Go through the entries below, tally each line with the string "slutdagen", and give the final number by itself.

Excerpted data:

-- Start --

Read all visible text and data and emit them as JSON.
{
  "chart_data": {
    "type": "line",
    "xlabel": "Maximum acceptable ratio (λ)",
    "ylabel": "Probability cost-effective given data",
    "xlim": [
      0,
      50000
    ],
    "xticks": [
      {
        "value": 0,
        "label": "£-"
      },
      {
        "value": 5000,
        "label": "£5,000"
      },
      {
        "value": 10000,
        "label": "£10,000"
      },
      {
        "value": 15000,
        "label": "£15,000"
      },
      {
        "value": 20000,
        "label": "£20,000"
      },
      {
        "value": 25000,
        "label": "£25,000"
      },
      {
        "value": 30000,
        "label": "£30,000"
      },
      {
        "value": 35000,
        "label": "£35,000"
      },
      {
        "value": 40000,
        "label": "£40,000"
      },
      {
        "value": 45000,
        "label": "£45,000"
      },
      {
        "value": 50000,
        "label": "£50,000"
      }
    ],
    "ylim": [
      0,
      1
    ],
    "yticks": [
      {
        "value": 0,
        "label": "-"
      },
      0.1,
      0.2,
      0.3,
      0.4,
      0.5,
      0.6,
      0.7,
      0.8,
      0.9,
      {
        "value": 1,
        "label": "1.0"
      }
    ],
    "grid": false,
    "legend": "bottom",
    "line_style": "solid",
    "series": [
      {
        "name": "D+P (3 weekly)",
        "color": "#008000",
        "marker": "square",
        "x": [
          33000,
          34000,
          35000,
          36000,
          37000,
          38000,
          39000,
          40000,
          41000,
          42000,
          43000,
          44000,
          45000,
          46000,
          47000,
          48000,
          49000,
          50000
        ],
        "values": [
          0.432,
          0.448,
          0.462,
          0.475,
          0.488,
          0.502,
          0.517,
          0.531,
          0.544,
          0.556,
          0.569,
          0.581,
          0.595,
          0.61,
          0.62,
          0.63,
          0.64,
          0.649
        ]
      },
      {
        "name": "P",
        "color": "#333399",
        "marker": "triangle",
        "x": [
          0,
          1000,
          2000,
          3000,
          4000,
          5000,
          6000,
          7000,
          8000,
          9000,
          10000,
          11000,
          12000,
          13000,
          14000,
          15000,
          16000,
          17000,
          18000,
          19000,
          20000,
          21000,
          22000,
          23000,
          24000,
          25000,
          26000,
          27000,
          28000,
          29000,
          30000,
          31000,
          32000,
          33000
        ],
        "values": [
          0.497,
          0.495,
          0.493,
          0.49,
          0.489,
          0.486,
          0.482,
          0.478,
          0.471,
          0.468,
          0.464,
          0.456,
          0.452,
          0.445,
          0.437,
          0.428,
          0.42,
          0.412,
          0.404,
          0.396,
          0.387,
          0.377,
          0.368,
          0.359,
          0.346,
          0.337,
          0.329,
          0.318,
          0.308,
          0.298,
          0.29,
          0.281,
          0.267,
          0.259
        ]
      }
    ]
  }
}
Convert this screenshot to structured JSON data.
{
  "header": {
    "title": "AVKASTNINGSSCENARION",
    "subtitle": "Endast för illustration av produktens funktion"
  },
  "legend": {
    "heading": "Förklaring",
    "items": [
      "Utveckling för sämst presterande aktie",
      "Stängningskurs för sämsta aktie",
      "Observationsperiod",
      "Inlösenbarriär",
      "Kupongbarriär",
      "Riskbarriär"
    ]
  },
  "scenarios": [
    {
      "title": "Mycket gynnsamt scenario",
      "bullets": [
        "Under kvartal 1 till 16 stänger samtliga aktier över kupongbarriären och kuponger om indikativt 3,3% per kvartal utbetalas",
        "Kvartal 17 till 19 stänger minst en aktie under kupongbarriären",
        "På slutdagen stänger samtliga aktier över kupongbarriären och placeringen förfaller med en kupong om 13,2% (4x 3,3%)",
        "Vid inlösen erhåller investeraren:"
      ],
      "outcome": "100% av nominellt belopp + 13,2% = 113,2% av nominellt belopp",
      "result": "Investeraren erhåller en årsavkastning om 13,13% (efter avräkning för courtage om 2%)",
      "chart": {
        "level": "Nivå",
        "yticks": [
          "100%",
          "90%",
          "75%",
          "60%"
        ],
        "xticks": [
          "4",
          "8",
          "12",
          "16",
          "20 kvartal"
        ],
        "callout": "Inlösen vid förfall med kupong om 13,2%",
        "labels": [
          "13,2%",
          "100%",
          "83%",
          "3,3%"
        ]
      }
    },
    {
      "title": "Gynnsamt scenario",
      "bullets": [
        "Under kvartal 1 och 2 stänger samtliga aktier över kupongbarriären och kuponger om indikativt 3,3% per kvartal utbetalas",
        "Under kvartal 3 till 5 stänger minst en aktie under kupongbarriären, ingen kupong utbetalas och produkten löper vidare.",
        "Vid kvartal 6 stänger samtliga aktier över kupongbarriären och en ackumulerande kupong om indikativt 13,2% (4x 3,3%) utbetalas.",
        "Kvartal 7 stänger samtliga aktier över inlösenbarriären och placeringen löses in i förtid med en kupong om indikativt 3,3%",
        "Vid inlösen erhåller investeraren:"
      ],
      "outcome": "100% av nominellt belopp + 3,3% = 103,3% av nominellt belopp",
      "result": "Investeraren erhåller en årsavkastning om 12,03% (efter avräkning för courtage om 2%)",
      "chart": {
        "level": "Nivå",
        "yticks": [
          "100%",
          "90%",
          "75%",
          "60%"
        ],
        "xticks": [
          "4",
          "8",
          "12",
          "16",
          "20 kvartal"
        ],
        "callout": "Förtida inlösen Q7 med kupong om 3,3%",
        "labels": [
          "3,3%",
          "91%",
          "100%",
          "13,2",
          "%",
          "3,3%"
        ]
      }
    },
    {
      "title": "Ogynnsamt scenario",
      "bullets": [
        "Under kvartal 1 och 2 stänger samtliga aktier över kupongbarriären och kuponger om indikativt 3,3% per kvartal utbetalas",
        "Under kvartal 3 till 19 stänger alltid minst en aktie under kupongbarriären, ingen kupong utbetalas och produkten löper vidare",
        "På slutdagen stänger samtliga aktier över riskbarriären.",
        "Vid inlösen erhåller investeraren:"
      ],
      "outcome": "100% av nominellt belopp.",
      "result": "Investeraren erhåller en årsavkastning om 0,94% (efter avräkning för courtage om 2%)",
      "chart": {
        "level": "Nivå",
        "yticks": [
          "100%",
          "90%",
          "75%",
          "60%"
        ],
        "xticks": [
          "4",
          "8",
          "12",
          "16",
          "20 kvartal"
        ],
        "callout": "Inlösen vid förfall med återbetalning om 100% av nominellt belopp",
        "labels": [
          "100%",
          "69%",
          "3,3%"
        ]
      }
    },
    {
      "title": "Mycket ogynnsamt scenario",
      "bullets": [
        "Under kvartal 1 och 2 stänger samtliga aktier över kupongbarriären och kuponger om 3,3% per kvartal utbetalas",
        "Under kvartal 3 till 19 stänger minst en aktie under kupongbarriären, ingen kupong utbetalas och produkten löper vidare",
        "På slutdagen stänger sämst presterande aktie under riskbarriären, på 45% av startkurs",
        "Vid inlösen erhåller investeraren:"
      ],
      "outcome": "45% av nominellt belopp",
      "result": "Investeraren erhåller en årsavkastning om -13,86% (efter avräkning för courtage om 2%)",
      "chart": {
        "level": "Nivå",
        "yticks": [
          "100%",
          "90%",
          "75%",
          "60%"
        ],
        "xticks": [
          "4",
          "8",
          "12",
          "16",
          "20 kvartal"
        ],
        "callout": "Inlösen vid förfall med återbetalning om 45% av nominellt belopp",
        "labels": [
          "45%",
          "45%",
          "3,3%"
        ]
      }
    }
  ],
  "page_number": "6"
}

-- End --

Exercise output:
3